- Text block
---
It would be a mistake indeed to regard GRUPPO SPORTIVO's 1977 debut as a mere aural equivalent to television's HAPPY DAYS. Where HAPPY DAYS is retro-saccharine for the masses, 10 Mistakes is retro-kitsch for the intellectual elite. Where HAPPY DAYS expresses genuine nostalgia for a bygone era, 10 Mistakes embraces more the absurdity of the era than the era
itself. Where HAPPY DAYS is Norman Rockwell, 10 Mistakes is Roy Lichtenstein. A main reason for this seeming aloofness is geographical. GRUPPO SPORTIVO are Dutch, having experienced the glory days of post-war American pop culture not first hand, but filtered through TV shows and films as cheesy and overbearing as Peter Calicher's pervasive "96 Tears"-inflected farfisa.

Yet what GRUPPO lack in true feelings of nostalgia they more than compensate for in wit, musicianship, and their uncanny ability to satirize without the slightest trace of condescension. Indeed, frontman Hans Vandenburg (aka "Vandefruits") unashamedly cops familiar lyrical and musical motifs from pop's past, weaving them so overtly, yet so deftly into his B-movie love affairs, spy thrillers, and sci-fi tales, that only the stodgiest and most litigious listener would think to cry "Plagiarism!" instead of reveling in his obvious love for the genre.
---
- Dataset excerpts

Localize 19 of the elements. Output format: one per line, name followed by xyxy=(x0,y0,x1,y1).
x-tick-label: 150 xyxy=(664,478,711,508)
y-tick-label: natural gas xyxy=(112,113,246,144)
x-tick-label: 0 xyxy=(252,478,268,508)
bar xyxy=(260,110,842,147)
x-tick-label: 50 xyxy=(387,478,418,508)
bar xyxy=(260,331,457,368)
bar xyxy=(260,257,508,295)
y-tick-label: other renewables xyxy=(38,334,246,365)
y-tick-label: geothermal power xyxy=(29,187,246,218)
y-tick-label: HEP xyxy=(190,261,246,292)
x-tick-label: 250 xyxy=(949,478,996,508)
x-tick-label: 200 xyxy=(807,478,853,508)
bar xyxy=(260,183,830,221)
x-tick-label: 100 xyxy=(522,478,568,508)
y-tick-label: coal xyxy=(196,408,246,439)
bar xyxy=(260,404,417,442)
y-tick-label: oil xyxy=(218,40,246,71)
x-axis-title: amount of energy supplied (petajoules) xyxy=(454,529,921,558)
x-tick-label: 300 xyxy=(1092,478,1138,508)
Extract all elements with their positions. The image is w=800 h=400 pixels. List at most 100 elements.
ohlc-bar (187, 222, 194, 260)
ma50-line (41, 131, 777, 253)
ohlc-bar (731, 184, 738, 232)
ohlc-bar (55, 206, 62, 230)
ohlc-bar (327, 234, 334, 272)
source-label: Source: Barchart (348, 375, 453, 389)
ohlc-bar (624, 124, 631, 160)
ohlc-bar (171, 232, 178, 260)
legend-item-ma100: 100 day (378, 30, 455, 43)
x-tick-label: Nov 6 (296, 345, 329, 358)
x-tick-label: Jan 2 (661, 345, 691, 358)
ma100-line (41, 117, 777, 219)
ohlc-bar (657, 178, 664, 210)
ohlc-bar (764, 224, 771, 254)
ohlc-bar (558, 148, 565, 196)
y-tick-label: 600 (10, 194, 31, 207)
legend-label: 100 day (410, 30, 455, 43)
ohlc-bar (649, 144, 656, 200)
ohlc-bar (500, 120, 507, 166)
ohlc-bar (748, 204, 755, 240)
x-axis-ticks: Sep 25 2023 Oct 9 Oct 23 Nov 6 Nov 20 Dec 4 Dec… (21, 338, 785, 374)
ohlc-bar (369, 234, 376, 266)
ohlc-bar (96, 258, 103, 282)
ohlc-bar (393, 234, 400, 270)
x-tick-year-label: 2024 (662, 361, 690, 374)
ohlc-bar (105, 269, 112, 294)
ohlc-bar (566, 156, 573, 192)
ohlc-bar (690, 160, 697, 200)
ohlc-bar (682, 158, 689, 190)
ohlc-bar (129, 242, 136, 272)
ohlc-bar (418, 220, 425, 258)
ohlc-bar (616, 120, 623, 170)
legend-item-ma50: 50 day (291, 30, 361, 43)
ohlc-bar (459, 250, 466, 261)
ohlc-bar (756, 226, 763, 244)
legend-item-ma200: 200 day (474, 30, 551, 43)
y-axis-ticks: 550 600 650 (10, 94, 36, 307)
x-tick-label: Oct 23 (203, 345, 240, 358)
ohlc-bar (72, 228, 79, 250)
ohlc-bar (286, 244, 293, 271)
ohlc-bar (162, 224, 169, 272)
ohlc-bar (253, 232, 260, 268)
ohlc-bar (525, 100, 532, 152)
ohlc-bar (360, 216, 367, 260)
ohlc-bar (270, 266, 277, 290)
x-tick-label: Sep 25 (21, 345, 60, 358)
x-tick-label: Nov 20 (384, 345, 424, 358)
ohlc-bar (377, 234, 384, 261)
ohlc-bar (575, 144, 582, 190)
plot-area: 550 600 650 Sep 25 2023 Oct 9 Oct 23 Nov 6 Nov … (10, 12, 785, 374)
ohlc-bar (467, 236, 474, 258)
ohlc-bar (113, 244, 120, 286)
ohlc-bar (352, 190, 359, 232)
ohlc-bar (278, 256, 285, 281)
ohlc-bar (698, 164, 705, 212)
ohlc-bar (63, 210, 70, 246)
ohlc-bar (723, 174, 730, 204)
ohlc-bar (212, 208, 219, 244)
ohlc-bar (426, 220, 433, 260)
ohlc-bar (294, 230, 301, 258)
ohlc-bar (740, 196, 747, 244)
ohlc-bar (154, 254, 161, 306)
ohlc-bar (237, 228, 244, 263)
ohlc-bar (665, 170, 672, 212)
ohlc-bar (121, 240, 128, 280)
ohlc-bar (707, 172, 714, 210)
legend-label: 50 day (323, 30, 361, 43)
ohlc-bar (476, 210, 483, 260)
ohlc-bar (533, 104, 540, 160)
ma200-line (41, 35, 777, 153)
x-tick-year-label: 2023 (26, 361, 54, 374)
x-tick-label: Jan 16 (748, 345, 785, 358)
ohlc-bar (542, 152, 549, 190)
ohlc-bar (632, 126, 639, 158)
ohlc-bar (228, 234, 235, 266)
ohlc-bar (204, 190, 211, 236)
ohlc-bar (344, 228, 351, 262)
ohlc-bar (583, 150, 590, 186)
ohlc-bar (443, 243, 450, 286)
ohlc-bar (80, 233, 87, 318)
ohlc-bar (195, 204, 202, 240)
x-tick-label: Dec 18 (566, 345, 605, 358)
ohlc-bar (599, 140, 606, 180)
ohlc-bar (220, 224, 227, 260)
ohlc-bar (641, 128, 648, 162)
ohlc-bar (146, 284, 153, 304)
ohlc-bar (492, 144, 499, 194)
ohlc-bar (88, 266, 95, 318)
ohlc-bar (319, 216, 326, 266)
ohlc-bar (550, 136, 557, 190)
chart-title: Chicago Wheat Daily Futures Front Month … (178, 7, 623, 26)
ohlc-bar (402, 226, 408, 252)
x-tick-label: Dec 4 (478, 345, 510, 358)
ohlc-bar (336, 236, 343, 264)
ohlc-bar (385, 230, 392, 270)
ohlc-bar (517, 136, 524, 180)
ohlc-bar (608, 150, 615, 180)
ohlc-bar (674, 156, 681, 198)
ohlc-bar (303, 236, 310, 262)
---
- List of tasks
[A] What nickname does the Gruppo Sportivo review give for frontman Hans Vandenburg?
[B] Repeat the Gruppo Sportivo review word for word, from "Yet what GRUPPO" down to "for the genre.".
[C] Carry the Gruppo Sportivo review forward with the next part, starting after its last sentence.

- Responses to the exercise
[A] Vandefruits

[B]
Yet what GRUPPO lack in true feelings of nostalgia they more than compensate for in wit, musicianship, and their uncanny ability to satirize without the slightest trace of condescension. Indeed, frontman Hans Vandenburg (aka "Vandefruits") unashamedly cops familiar lyrical and musical motifs from pop's past, weaving them so overtly, yet so deftly into his B-movie love affairs, spy thrillers, and sci-fi tales, that only the stodgiest and most litigious listener would think to cry "Plagiarism!" instead of reveling in his obvious love for the genre.

[C]
The album opens with the maddeningly catchy "Beep Beep Love," one of only two GRUPPO tracks to garner any US airplay, in which ROGER CORMAN and TOM PETTY vie for most-favored-influence status as Vandenburg relates his tale of cartoon space-love.

Side One continues with "Superman," a six-minute, four-color comic book love triangle complete with romance, deceit, intrigue, murder, jail time, and the keyboard riff from DEL SHANNON's "Runaway." Elsewhere, we find the rinky-dink "Girls Never Know," ("Girls never know/What they want to be/That's why they start a family") "I Shot My Manager," a parody of the music business set to BOB MARLEY, and "Mission A Paris," a dime-store spy novel of stolen NATO plans and secret rendezvouses at the Eiffel Tower.
Throughout, the vocal talents of "The Grupettes," Meike Touw and Josee Van Iersel provide an ABBA-like sheen to this joyous noise, perhaps most effectively realized in "Dreamin'", a moody sex fantasy piece in which the ABBA resemblance is uncanny: "I know a place to do it, baby/Let's jump into your car/It's the cheapest motel, baby/Step on the gas it's not that far".

Finally, "Rubber Gun" takes a few good natured jabs at the shallowness of the gay bar scene ("Switch on the jukebox and let Louie sing/About his underwear and his rubber loving thing,"), which are ultimately more endearing than critical.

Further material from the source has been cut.